Listing:
──────────────────────────────
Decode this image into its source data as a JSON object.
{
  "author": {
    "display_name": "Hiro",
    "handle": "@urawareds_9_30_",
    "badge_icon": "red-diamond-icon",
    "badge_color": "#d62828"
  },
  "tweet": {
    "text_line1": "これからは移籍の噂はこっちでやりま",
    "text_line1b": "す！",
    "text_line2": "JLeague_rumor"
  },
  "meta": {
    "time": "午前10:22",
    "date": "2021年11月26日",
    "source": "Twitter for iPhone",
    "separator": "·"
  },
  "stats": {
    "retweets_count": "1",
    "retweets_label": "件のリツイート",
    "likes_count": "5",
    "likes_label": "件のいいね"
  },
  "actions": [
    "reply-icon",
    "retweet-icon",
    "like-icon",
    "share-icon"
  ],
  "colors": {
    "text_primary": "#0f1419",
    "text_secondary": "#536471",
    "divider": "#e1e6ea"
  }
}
──────────────────────────────
Work required: Write out the data exactly as it stands.

In response:
Decode this image into its source data as a JSON object.
{
  "author": {
    "display_name": "Hiro",
    "handle": "@urawareds_9_30_",
    "badge_icon": "red-diamond-icon",
    "badge_color": "#d62828"
  },
  "tweet": {
    "text_line1": "これからは移籍の噂はこっちでやりま",
    "text_line1b": "す！",
    "text_line2": "JLeague_rumor"
  },
  "meta": {
    "time": "午前10:22",
    "date": "2021年11月26日",
    "source": "Twitter for iPhone",
    "separator": "·"
  },
  "stats": {
    "retweets_count": "1",
    "retweets_label": "件のリツイート",
    "likes_count": "5",
    "likes_label": "件のいいね"
  },
  "actions": [
    "reply-icon",
    "retweet-icon",
    "like-icon",
    "share-icon"
  ],
  "colors": {
    "text_primary": "#0f1419",
    "text_secondary": "#536471",
    "divider": "#e1e6ea"
  }
}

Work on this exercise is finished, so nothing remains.